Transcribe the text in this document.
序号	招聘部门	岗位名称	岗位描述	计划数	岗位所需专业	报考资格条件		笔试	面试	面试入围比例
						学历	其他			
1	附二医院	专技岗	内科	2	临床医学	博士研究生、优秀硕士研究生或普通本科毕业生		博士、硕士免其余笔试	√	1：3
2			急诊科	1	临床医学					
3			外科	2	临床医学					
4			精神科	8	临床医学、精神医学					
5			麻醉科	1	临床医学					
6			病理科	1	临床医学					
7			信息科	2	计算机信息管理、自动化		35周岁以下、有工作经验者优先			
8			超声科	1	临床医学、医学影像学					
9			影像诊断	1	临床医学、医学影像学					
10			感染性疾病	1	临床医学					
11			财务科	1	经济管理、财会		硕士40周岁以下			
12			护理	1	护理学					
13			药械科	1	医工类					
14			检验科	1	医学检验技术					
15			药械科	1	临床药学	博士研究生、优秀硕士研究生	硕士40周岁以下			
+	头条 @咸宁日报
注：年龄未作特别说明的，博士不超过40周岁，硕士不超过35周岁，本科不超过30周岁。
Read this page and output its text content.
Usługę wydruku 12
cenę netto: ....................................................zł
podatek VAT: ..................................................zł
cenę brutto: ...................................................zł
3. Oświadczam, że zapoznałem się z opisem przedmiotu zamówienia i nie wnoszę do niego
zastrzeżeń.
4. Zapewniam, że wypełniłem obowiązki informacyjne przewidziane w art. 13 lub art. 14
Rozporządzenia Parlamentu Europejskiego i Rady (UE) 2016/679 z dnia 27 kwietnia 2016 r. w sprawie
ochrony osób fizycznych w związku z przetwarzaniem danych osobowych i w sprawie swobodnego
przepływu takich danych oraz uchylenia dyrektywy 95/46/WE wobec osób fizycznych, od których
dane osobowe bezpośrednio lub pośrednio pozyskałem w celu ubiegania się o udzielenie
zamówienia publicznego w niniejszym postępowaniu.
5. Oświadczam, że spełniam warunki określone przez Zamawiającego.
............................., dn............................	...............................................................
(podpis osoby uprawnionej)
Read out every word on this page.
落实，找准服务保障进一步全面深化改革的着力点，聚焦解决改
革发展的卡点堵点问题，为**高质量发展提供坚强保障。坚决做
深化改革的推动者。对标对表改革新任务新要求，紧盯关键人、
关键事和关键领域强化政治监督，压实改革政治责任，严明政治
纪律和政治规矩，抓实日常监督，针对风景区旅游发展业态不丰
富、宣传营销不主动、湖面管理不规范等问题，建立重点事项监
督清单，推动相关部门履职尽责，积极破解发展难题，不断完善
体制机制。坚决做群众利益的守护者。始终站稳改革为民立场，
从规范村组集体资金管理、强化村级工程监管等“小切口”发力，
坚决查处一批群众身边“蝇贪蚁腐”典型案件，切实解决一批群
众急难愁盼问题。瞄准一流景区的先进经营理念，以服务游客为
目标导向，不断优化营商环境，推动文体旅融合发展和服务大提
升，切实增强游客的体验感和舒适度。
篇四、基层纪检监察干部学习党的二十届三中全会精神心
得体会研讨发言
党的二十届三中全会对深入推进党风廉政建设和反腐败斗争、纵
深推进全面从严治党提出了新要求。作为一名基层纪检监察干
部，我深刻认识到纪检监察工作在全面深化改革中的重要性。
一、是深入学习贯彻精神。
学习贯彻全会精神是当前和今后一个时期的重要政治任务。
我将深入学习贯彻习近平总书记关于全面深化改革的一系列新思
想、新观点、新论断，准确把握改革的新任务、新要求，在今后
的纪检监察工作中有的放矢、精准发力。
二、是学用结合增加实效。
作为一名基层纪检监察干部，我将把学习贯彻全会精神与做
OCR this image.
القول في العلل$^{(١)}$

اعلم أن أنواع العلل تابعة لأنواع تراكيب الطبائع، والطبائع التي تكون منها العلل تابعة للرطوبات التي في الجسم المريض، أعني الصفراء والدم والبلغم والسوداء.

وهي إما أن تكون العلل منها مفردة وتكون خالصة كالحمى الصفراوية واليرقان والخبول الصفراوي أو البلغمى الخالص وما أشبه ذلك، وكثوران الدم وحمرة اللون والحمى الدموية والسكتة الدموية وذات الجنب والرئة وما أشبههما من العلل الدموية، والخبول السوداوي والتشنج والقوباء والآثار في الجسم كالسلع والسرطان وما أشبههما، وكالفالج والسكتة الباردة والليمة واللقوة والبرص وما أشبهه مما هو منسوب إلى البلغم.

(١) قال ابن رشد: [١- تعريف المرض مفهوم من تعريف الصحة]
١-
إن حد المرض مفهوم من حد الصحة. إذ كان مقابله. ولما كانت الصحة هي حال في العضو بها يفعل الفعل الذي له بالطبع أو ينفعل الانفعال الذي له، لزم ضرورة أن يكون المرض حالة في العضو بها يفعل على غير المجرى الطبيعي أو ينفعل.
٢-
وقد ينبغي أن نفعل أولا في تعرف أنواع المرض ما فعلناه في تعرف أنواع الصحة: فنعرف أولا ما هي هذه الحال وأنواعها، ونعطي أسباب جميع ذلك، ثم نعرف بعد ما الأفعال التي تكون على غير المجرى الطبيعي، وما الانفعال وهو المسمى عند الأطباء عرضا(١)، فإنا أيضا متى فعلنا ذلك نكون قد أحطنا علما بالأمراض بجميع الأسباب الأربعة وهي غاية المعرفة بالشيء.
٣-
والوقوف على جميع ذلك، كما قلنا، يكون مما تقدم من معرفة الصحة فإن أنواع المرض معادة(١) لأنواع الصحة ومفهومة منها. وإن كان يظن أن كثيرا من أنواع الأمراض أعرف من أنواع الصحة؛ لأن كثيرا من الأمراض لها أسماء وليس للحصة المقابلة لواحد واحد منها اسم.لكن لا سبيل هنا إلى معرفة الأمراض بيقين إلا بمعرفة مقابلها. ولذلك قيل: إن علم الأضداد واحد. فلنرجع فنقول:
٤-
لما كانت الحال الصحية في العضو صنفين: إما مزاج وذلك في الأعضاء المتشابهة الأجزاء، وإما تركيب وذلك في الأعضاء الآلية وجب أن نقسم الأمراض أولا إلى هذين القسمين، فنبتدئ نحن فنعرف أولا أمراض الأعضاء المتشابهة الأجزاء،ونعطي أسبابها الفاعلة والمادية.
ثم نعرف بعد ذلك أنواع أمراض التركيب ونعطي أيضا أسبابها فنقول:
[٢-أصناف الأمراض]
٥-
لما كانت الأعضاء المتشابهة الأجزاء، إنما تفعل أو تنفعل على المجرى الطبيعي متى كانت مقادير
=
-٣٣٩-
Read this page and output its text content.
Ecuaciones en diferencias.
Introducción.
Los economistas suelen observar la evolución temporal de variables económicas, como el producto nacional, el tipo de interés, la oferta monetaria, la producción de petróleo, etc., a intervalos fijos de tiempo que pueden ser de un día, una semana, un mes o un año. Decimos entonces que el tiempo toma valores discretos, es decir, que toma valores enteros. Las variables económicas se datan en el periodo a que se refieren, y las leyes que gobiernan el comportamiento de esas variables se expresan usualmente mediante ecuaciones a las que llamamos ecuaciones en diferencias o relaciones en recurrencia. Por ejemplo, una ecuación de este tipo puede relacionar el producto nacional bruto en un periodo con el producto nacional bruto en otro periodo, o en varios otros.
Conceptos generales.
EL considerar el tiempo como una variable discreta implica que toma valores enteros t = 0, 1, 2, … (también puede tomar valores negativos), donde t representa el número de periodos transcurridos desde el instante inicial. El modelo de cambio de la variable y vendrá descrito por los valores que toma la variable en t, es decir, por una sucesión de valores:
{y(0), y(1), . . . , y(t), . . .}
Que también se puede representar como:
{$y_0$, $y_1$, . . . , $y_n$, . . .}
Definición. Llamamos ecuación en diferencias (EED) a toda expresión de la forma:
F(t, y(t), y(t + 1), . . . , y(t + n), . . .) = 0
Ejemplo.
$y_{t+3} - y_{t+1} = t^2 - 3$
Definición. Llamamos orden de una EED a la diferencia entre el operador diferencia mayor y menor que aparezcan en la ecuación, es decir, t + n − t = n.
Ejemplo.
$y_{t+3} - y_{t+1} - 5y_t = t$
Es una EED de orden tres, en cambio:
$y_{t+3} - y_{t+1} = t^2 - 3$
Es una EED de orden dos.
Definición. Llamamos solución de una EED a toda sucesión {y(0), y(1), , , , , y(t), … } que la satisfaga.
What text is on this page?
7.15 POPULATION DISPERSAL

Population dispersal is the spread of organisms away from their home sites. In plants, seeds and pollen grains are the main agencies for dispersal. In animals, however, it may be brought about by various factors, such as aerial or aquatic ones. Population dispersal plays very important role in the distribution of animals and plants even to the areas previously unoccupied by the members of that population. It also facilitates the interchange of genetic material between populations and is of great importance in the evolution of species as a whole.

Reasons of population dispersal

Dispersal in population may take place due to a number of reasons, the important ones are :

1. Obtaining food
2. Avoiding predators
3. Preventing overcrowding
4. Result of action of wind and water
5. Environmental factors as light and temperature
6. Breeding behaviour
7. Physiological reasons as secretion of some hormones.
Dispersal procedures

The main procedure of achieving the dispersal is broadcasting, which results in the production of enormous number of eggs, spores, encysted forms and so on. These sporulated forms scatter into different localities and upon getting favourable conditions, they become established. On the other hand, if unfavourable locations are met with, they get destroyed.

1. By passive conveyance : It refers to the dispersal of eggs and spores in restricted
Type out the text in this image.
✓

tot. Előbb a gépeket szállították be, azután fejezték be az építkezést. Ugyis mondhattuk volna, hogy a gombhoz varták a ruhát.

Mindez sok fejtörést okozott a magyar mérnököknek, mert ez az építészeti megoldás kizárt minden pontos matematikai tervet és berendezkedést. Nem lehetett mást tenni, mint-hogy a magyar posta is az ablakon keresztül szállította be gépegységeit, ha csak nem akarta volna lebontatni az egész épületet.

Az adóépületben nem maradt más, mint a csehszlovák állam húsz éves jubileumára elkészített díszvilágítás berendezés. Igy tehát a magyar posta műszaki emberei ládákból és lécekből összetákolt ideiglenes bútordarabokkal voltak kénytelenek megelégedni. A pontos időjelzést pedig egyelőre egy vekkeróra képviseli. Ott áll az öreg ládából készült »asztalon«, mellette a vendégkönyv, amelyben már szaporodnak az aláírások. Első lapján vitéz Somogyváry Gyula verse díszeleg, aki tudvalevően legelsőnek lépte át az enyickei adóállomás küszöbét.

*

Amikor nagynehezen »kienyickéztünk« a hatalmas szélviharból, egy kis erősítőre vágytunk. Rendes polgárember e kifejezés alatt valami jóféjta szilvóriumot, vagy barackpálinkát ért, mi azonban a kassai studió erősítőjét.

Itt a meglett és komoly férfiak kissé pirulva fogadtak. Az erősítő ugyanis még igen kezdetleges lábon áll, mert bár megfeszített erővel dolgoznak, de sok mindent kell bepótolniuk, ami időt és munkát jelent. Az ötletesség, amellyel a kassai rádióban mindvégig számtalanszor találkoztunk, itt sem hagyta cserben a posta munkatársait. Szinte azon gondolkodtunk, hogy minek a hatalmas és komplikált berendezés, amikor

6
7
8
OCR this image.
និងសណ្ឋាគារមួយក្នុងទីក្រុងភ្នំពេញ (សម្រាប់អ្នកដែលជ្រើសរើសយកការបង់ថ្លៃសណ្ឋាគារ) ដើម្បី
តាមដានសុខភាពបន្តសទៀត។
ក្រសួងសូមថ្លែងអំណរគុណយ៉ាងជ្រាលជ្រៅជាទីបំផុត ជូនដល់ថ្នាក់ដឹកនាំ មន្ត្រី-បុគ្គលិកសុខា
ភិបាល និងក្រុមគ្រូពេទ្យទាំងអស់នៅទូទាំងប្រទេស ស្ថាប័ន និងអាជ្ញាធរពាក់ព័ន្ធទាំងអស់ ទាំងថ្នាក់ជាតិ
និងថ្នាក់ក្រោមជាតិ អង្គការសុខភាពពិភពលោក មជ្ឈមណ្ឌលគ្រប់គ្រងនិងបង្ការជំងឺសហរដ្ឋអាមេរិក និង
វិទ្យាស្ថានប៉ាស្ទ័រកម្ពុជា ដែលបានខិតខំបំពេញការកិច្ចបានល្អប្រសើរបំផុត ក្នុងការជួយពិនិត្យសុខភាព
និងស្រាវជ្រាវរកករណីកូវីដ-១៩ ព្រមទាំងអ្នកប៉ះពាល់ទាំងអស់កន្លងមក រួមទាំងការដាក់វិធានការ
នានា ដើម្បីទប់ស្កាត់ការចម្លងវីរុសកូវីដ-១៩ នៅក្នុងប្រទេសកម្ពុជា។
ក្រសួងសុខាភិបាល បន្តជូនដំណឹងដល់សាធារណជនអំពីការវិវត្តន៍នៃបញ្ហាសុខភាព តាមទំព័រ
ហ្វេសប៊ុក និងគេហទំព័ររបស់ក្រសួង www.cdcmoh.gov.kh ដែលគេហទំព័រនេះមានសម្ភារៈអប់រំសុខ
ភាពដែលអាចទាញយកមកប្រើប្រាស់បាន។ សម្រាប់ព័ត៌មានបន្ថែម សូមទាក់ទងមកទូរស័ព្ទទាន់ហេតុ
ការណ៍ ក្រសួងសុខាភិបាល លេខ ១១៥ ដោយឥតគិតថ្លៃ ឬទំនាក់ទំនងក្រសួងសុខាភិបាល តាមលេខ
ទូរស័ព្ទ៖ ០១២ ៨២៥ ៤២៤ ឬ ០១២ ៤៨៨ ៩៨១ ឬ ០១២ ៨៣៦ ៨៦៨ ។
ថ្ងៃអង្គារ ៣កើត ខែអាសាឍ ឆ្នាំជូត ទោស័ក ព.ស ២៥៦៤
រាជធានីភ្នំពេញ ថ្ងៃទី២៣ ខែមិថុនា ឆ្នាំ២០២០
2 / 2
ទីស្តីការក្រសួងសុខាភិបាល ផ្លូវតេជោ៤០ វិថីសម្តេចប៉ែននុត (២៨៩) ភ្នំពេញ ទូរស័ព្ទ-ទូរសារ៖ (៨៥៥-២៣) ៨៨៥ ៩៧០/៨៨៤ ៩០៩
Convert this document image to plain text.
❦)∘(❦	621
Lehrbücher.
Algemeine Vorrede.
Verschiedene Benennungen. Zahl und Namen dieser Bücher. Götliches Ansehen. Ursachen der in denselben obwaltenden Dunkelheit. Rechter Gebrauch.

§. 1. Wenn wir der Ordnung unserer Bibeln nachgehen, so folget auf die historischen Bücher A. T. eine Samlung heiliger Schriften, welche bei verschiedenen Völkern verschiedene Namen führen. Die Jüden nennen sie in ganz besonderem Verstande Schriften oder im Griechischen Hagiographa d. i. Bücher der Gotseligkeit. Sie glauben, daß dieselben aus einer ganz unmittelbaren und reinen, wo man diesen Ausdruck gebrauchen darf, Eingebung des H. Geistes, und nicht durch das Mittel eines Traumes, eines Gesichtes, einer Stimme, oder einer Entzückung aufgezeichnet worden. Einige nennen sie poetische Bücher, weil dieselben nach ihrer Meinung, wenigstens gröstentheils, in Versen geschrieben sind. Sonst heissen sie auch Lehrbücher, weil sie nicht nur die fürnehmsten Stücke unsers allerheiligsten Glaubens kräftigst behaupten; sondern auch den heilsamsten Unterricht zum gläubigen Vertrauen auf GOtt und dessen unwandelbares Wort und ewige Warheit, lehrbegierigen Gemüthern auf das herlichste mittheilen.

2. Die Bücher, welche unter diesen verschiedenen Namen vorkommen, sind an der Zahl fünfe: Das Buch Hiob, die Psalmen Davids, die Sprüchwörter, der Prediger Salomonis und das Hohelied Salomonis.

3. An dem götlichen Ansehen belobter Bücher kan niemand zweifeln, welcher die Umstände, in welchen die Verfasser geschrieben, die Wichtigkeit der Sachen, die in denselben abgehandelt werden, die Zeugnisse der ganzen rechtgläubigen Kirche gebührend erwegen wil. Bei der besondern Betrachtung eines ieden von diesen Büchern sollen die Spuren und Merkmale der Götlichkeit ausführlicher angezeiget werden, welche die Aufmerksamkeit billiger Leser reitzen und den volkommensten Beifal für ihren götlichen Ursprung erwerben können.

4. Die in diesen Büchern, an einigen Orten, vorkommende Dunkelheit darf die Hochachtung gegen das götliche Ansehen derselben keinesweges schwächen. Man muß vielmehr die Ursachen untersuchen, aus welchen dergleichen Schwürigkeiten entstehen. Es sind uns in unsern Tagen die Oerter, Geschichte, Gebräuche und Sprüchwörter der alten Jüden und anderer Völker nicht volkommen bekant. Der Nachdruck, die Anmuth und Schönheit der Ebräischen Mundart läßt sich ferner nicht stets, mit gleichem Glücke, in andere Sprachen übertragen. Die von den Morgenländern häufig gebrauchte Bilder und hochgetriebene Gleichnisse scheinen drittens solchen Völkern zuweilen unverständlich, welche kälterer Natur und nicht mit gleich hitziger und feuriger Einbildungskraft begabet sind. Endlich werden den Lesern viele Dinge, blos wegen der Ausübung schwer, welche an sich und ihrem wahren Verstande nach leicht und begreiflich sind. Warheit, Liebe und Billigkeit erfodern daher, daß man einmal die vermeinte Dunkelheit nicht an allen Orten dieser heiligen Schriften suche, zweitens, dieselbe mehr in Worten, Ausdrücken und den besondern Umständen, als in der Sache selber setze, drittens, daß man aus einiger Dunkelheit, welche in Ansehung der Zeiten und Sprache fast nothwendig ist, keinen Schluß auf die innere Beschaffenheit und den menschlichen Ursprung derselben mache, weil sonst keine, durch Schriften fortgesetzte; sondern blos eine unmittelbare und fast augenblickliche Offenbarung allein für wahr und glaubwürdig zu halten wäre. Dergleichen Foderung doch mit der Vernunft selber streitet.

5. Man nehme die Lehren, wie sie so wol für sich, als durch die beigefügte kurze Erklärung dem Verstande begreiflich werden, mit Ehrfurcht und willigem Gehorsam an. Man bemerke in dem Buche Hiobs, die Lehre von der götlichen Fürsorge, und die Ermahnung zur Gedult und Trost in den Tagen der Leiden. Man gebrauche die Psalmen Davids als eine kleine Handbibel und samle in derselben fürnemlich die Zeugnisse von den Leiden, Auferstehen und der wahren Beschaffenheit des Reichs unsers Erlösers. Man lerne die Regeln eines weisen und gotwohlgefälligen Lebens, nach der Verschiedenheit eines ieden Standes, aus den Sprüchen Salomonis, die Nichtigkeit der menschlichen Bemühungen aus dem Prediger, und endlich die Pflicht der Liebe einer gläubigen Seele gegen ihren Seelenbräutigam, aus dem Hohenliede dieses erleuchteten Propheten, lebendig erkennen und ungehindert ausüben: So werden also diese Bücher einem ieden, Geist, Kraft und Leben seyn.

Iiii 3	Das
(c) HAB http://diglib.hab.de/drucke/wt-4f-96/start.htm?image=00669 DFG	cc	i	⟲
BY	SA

■ ■ ■ ■ ■

Pick out all lines from the data above in which the word "Zahl" appears.

Verschiedene Benennungen. Zahl und Namen dieser Bücher. Götliches Ansehen. Ursachen der in denselben obwaltenden Dunkelheit. Rechter Gebrauch.
2. Die Bücher, welche unter diesen verschiedenen Namen vorkommen, sind an der Zahl fünfe: Das Buch Hiob, die Psalmen Davids, die Sprüchwörter, der Prediger Salomonis und das Hohelied Salomonis.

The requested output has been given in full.